» TASK TO COMPLETE: Render every entry verbatim.

» RECORDS SUPPLIED:
════
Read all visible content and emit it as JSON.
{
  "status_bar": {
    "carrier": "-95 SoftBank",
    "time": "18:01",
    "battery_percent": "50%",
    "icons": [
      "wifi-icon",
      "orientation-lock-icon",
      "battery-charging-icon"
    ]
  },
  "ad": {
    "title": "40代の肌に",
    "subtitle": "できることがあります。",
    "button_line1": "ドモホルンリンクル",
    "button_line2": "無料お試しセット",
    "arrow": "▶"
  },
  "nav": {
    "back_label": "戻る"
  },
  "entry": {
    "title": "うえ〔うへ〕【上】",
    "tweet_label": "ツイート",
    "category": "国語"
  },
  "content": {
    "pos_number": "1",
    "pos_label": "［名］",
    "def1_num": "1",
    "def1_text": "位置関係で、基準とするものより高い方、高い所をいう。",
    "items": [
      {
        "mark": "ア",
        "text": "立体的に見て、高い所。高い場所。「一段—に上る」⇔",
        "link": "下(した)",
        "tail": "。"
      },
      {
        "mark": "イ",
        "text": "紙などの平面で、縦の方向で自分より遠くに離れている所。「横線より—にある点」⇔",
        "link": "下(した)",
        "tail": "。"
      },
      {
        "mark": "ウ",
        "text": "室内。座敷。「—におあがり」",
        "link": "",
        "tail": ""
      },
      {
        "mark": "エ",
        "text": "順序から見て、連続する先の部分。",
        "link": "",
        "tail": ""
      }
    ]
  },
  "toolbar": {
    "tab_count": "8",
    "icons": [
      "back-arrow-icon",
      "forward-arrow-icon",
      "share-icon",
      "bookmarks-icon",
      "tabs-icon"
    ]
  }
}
════
» EXPECTED OUTPUT:
Read all visible content and emit it as JSON.
{
  "status_bar": {
    "carrier": "-95 SoftBank",
    "time": "18:01",
    "battery_percent": "50%",
    "icons": [
      "wifi-icon",
      "orientation-lock-icon",
      "battery-charging-icon"
    ]
  },
  "ad": {
    "title": "40代の肌に",
    "subtitle": "できることがあります。",
    "button_line1": "ドモホルンリンクル",
    "button_line2": "無料お試しセット",
    "arrow": "▶"
  },
  "nav": {
    "back_label": "戻る"
  },
  "entry": {
    "title": "うえ〔うへ〕【上】",
    "tweet_label": "ツイート",
    "category": "国語"
  },
  "content": {
    "pos_number": "1",
    "pos_label": "［名］",
    "def1_num": "1",
    "def1_text": "位置関係で、基準とするものより高い方、高い所をいう。",
    "items": [
      {
        "mark": "ア",
        "text": "立体的に見て、高い所。高い場所。「一段—に上る」⇔",
        "link": "下(した)",
        "tail": "。"
      },
      {
        "mark": "イ",
        "text": "紙などの平面で、縦の方向で自分より遠くに離れている所。「横線より—にある点」⇔",
        "link": "下(した)",
        "tail": "。"
      },
      {
        "mark": "ウ",
        "text": "室内。座敷。「—におあがり」",
        "link": "",
        "tail": ""
      },
      {
        "mark": "エ",
        "text": "順序から見て、連続する先の部分。",
        "link": "",
        "tail": ""
      }
    ]
  },
  "toolbar": {
    "tab_count": "8",
    "icons": [
      "back-arrow-icon",
      "forward-arrow-icon",
      "share-icon",
      "bookmarks-icon",
      "tabs-icon"
    ]
  }
}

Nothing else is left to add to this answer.